Copy out each line featuring the string "channel" from the entries beneath.

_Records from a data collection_
──────────

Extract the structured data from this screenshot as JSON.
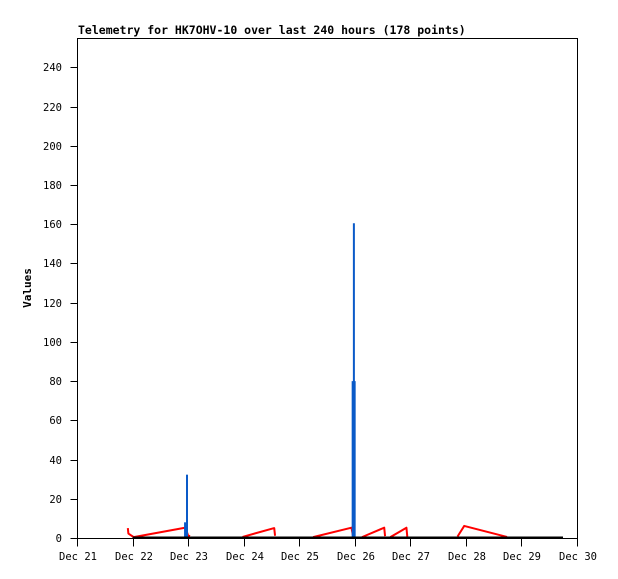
{
  "page": {
    "background_color": "#ffffff",
    "frame_color": "#000000"
  },
  "chart_data": {
    "type": "line",
    "title": "Telemetry for HK7OHV-10 over last 240 hours (178 points)",
    "xlabel": "",
    "ylabel": "Values",
    "ylim": [
      0,
      255
    ],
    "grid": false,
    "legend": "none",
    "yticks": [
      {
        "value": 0,
        "label": "0"
      },
      {
        "value": 20,
        "label": "20"
      },
      {
        "value": 40,
        "label": "40"
      },
      {
        "value": 60,
        "label": "60"
      },
      {
        "value": 80,
        "label": "80"
      },
      {
        "value": 100,
        "label": "100"
      },
      {
        "value": 120,
        "label": "120"
      },
      {
        "value": 140,
        "label": "140"
      },
      {
        "value": 160,
        "label": "160"
      },
      {
        "value": 180,
        "label": "180"
      },
      {
        "value": 200,
        "label": "200"
      },
      {
        "value": 220,
        "label": "220"
      },
      {
        "value": 240,
        "label": "240"
      }
    ],
    "xticks": [
      {
        "day": 0,
        "label": "Dec 21"
      },
      {
        "day": 1,
        "label": "Dec 22"
      },
      {
        "day": 2,
        "label": "Dec 23"
      },
      {
        "day": 3,
        "label": "Dec 24"
      },
      {
        "day": 4,
        "label": "Dec 25"
      },
      {
        "day": 5,
        "label": "Dec 26"
      },
      {
        "day": 6,
        "label": "Dec 27"
      },
      {
        "day": 7,
        "label": "Dec 28"
      },
      {
        "day": 8,
        "label": "Dec 29"
      },
      {
        "day": 9,
        "label": "Dec 30"
      }
    ],
    "x_axis_range_days": [
      0,
      9
    ],
    "series": [
      {
        "name": "red-channel",
        "type": "line",
        "color": "#ff0000",
        "width": 2,
        "segments": [
          [
            [
              0.915,
              4.8
            ],
            [
              0.925,
              2.0
            ],
            [
              1.02,
              0.2
            ],
            [
              1.93,
              4.9
            ],
            [
              1.952,
              5.1
            ],
            [
              2.0,
              1.0
            ],
            [
              2.035,
              0.7
            ]
          ],
          [
            [
              2.98,
              0.3
            ],
            [
              3.55,
              4.8
            ],
            [
              3.565,
              0.9
            ]
          ],
          [
            [
              4.25,
              0.2
            ],
            [
              4.94,
              5.0
            ],
            [
              4.965,
              1.3
            ]
          ],
          [
            [
              5.13,
              0.2
            ],
            [
              5.53,
              5.0
            ],
            [
              5.545,
              0.7
            ]
          ],
          [
            [
              5.64,
              0.2
            ],
            [
              5.93,
              5.0
            ],
            [
              5.945,
              0.5
            ]
          ],
          [
            [
              6.85,
              0.5
            ],
            [
              6.97,
              5.9
            ],
            [
              7.74,
              0.3
            ]
          ]
        ]
      },
      {
        "name": "blue-channel",
        "type": "impulses",
        "color": "#0a5ac8",
        "width": 2,
        "points": [
          [
            1.945,
            8.0
          ],
          [
            1.98,
            32.3
          ],
          [
            4.962,
            80.0
          ],
          [
            4.984,
            160.5
          ],
          [
            4.998,
            80.0
          ]
        ]
      },
      {
        "name": "black-channel",
        "type": "line",
        "color": "#000000",
        "width": 2,
        "segments": [
          [
            [
              1.0,
              0.0
            ],
            [
              8.748,
              0.0
            ]
          ]
        ]
      }
    ]
  }
}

──────────

_Completed exercise_
        "name": "red-channel",
        "name": "blue-channel",
        "name": "black-channel",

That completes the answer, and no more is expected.